* **WHAT THE TASK ASKS**:
Retype the records below exactly as they appear.

* **EXCERPTED DATA**:
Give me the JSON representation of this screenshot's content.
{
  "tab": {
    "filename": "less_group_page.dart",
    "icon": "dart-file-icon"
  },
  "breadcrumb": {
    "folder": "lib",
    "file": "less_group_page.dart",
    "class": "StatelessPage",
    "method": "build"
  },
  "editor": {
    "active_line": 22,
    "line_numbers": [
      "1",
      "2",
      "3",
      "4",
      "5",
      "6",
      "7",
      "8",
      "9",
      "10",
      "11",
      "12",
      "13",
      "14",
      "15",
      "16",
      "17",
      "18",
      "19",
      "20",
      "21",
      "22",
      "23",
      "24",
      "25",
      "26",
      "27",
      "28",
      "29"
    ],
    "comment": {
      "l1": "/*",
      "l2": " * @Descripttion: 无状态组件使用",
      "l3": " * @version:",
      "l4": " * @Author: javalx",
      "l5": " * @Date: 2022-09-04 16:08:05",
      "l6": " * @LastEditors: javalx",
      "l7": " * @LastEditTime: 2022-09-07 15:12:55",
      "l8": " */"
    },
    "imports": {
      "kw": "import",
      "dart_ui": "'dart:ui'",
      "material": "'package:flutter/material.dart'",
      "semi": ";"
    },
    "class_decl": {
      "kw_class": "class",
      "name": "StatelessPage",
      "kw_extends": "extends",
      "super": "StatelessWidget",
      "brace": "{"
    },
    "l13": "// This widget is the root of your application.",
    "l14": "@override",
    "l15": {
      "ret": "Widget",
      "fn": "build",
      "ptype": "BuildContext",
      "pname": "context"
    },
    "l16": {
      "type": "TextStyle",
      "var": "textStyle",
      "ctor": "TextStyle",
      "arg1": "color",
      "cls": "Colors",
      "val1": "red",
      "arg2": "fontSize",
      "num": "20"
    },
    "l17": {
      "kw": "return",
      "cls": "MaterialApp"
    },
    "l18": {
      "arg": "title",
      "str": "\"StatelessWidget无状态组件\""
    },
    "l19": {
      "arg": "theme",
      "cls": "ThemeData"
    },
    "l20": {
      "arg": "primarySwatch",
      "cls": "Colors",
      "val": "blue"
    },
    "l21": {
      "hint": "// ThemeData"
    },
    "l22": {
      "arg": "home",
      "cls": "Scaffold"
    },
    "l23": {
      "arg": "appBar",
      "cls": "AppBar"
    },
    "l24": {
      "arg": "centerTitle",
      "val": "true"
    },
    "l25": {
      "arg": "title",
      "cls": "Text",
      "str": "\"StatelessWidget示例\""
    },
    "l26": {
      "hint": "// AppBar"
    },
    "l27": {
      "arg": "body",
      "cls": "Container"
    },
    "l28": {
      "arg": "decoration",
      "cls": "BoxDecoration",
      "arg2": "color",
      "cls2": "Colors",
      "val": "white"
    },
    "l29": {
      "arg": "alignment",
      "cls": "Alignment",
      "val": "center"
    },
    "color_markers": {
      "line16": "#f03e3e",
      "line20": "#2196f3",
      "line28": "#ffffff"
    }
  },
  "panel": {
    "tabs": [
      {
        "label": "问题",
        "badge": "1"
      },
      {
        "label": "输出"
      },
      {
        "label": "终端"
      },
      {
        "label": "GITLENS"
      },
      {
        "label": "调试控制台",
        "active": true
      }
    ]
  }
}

* **WRITTEN ANSWER**:
Give me the JSON representation of this screenshot's content.
{
  "tab": {
    "filename": "less_group_page.dart",
    "icon": "dart-file-icon"
  },
  "breadcrumb": {
    "folder": "lib",
    "file": "less_group_page.dart",
    "class": "StatelessPage",
    "method": "build"
  },
  "editor": {
    "active_line": 22,
    "line_numbers": [
      "1",
      "2",
      "3",
      "4",
      "5",
      "6",
      "7",
      "8",
      "9",
      "10",
      "11",
      "12",
      "13",
      "14",
      "15",
      "16",
      "17",
      "18",
      "19",
      "20",
      "21",
      "22",
      "23",
      "24",
      "25",
      "26",
      "27",
      "28",
      "29"
    ],
    "comment": {
      "l1": "/*",
      "l2": " * @Descripttion: 无状态组件使用",
      "l3": " * @version:",
      "l4": " * @Author: javalx",
      "l5": " * @Date: 2022-09-04 16:08:05",
      "l6": " * @LastEditors: javalx",
      "l7": " * @LastEditTime: 2022-09-07 15:12:55",
      "l8": " */"
    },
    "imports": {
      "kw": "import",
      "dart_ui": "'dart:ui'",
      "material": "'package:flutter/material.dart'",
      "semi": ";"
    },
    "class_decl": {
      "kw_class": "class",
      "name": "StatelessPage",
      "kw_extends": "extends",
      "super": "StatelessWidget",
      "brace": "{"
    },
    "l13": "// This widget is the root of your application.",
    "l14": "@override",
    "l15": {
      "ret": "Widget",
      "fn": "build",
      "ptype": "BuildContext",
      "pname": "context"
    },
    "l16": {
      "type": "TextStyle",
      "var": "textStyle",
      "ctor": "TextStyle",
      "arg1": "color",
      "cls": "Colors",
      "val1": "red",
      "arg2": "fontSize",
      "num": "20"
    },
    "l17": {
      "kw": "return",
      "cls": "MaterialApp"
    },
    "l18": {
      "arg": "title",
      "str": "\"StatelessWidget无状态组件\""
    },
    "l19": {
      "arg": "theme",
      "cls": "ThemeData"
    },
    "l20": {
      "arg": "primarySwatch",
      "cls": "Colors",
      "val": "blue"
    },
    "l21": {
      "hint": "// ThemeData"
    },
    "l22": {
      "arg": "home",
      "cls": "Scaffold"
    },
    "l23": {
      "arg": "appBar",
      "cls": "AppBar"
    },
    "l24": {
      "arg": "centerTitle",
      "val": "true"
    },
    "l25": {
      "arg": "title",
      "cls": "Text",
      "str": "\"StatelessWidget示例\""
    },
    "l26": {
      "hint": "// AppBar"
    },
    "l27": {
      "arg": "body",
      "cls": "Container"
    },
    "l28": {
      "arg": "decoration",
      "cls": "BoxDecoration",
      "arg2": "color",
      "cls2": "Colors",
      "val": "white"
    },
    "l29": {
      "arg": "alignment",
      "cls": "Alignment",
      "val": "center"
    },
    "color_markers": {
      "line16": "#f03e3e",
      "line20": "#2196f3",
      "line28": "#ffffff"
    }
  },
  "panel": {
    "tabs": [
      {
        "label": "问题",
        "badge": "1"
      },
      {
        "label": "输出"
      },
      {
        "label": "终端"
      },
      {
        "label": "GITLENS"
      },
      {
        "label": "调试控制台",
        "active": true
      }
    ]
  }
}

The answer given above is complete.